◆ **What needs to be done**
Each record below should appear again exactly as written.

--- begin ---

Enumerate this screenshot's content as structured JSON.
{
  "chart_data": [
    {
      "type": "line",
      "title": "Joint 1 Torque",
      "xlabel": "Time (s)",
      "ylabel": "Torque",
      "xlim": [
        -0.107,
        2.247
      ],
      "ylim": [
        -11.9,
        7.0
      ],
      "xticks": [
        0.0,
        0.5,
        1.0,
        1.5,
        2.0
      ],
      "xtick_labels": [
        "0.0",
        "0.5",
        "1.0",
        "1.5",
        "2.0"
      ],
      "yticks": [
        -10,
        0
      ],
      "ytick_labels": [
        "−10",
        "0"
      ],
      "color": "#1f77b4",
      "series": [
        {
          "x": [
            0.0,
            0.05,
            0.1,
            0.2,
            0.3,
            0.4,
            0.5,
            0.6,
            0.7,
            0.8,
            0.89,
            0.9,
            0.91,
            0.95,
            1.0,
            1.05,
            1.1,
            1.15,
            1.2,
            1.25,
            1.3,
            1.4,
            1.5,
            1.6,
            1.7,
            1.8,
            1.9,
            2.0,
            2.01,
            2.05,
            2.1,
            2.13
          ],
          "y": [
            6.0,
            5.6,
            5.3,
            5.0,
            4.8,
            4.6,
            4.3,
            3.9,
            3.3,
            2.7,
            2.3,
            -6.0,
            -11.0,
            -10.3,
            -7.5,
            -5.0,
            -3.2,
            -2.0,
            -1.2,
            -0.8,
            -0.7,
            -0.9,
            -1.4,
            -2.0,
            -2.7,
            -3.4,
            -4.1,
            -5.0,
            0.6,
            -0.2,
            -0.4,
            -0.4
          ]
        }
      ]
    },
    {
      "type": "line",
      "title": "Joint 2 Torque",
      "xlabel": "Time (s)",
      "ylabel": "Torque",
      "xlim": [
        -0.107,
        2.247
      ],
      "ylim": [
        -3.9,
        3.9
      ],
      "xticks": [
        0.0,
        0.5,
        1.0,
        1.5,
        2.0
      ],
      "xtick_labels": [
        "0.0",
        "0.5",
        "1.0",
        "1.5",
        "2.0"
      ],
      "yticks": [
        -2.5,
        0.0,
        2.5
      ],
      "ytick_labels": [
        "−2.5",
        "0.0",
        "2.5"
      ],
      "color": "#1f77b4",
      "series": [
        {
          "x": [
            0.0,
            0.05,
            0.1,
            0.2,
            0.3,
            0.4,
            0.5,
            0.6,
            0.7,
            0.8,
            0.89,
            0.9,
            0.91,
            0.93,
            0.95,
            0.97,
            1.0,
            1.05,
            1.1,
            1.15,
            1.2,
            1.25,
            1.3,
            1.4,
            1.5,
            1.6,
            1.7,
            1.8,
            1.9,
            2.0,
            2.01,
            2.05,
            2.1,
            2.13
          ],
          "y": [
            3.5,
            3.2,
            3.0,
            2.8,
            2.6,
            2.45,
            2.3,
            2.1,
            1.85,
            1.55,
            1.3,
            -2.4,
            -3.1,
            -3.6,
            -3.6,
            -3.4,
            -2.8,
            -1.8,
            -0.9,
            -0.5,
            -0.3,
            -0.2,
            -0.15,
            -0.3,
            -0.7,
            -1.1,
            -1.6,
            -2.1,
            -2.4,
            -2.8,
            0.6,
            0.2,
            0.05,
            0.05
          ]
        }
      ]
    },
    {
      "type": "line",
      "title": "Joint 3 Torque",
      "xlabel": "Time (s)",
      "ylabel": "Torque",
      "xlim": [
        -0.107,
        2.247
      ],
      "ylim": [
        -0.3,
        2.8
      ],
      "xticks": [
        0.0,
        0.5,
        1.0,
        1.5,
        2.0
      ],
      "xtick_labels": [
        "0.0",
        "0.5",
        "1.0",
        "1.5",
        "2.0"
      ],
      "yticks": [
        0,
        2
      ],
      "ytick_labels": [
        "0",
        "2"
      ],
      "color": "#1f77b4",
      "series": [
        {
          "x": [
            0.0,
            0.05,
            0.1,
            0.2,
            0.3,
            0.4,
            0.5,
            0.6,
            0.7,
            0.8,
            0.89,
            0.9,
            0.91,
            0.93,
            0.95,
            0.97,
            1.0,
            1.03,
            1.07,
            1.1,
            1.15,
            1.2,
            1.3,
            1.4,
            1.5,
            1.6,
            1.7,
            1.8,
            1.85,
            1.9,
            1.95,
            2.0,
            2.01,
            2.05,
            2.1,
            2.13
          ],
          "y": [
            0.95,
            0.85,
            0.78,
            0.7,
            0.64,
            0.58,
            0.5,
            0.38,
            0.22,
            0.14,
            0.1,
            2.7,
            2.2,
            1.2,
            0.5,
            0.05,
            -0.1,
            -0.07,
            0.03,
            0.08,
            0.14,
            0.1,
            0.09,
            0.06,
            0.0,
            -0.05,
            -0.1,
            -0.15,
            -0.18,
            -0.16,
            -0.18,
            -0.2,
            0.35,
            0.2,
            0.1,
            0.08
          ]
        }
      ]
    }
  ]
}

--- end ---

◆ **Problem solution**
Enumerate this screenshot's content as structured JSON.
{
  "chart_data": [
    {
      "type": "line",
      "title": "Joint 1 Torque",
      "xlabel": "Time (s)",
      "ylabel": "Torque",
      "xlim": [
        -0.107,
        2.247
      ],
      "ylim": [
        -11.9,
        7.0
      ],
      "xticks": [
        0.0,
        0.5,
        1.0,
        1.5,
        2.0
      ],
      "xtick_labels": [
        "0.0",
        "0.5",
        "1.0",
        "1.5",
        "2.0"
      ],
      "yticks": [
        -10,
        0
      ],
      "ytick_labels": [
        "−10",
        "0"
      ],
      "color": "#1f77b4",
      "series": [
        {
          "x": [
            0.0,
            0.05,
            0.1,
            0.2,
            0.3,
            0.4,
            0.5,
            0.6,
            0.7,
            0.8,
            0.89,
            0.9,
            0.91,
            0.95,
            1.0,
            1.05,
            1.1,
            1.15,
            1.2,
            1.25,
            1.3,
            1.4,
            1.5,
            1.6,
            1.7,
            1.8,
            1.9,
            2.0,
            2.01,
            2.05,
            2.1,
            2.13
          ],
          "y": [
            6.0,
            5.6,
            5.3,
            5.0,
            4.8,
            4.6,
            4.3,
            3.9,
            3.3,
            2.7,
            2.3,
            -6.0,
            -11.0,
            -10.3,
            -7.5,
            -5.0,
            -3.2,
            -2.0,
            -1.2,
            -0.8,
            -0.7,
            -0.9,
            -1.4,
            -2.0,
            -2.7,
            -3.4,
            -4.1,
            -5.0,
            0.6,
            -0.2,
            -0.4,
            -0.4
          ]
        }
      ]
    },
    {
      "type": "line",
      "title": "Joint 2 Torque",
      "xlabel": "Time (s)",
      "ylabel": "Torque",
      "xlim": [
        -0.107,
        2.247
      ],
      "ylim": [
        -3.9,
        3.9
      ],
      "xticks": [
        0.0,
        0.5,
        1.0,
        1.5,
        2.0
      ],
      "xtick_labels": [
        "0.0",
        "0.5",
        "1.0",
        "1.5",
        "2.0"
      ],
      "yticks": [
        -2.5,
        0.0,
        2.5
      ],
      "ytick_labels": [
        "−2.5",
        "0.0",
        "2.5"
      ],
      "color": "#1f77b4",
      "series": [
        {
          "x": [
            0.0,
            0.05,
            0.1,
            0.2,
            0.3,
            0.4,
            0.5,
            0.6,
            0.7,
            0.8,
            0.89,
            0.9,
            0.91,
            0.93,
            0.95,
            0.97,
            1.0,
            1.05,
            1.1,
            1.15,
            1.2,
            1.25,
            1.3,
            1.4,
            1.5,
            1.6,
            1.7,
            1.8,
            1.9,
            2.0,
            2.01,
            2.05,
            2.1,
            2.13
          ],
          "y": [
            3.5,
            3.2,
            3.0,
            2.8,
            2.6,
            2.45,
            2.3,
            2.1,
            1.85,
            1.55,
            1.3,
            -2.4,
            -3.1,
            -3.6,
            -3.6,
            -3.4,
            -2.8,
            -1.8,
            -0.9,
            -0.5,
            -0.3,
            -0.2,
            -0.15,
            -0.3,
            -0.7,
            -1.1,
            -1.6,
            -2.1,
            -2.4,
            -2.8,
            0.6,
            0.2,
            0.05,
            0.05
          ]
        }
      ]
    },
    {
      "type": "line",
      "title": "Joint 3 Torque",
      "xlabel": "Time (s)",
      "ylabel": "Torque",
      "xlim": [
        -0.107,
        2.247
      ],
      "ylim": [
        -0.3,
        2.8
      ],
      "xticks": [
        0.0,
        0.5,
        1.0,
        1.5,
        2.0
      ],
      "xtick_labels": [
        "0.0",
        "0.5",
        "1.0",
        "1.5",
        "2.0"
      ],
      "yticks": [
        0,
        2
      ],
      "ytick_labels": [
        "0",
        "2"
      ],
      "color": "#1f77b4",
      "series": [
        {
          "x": [
            0.0,
            0.05,
            0.1,
            0.2,
            0.3,
            0.4,
            0.5,
            0.6,
            0.7,
            0.8,
            0.89,
            0.9,
            0.91,
            0.93,
            0.95,
            0.97,
            1.0,
            1.03,
            1.07,
            1.1,
            1.15,
            1.2,
            1.3,
            1.4,
            1.5,
            1.6,
            1.7,
            1.8,
            1.85,
            1.9,
            1.95,
            2.0,
            2.01,
            2.05,
            2.1,
            2.13
          ],
          "y": [
            0.95,
            0.85,
            0.78,
            0.7,
            0.64,
            0.58,
            0.5,
            0.38,
            0.22,
            0.14,
            0.1,
            2.7,
            2.2,
            1.2,
            0.5,
            0.05,
            -0.1,
            -0.07,
            0.03,
            0.08,
            0.14,
            0.1,
            0.09,
            0.06,
            0.0,
            -0.05,
            -0.1,
            -0.15,
            -0.18,
            -0.16,
            -0.18,
            -0.2,
            0.35,
            0.2,
            0.1,
            0.08
          ]
        }
      ]
    }
  ]
}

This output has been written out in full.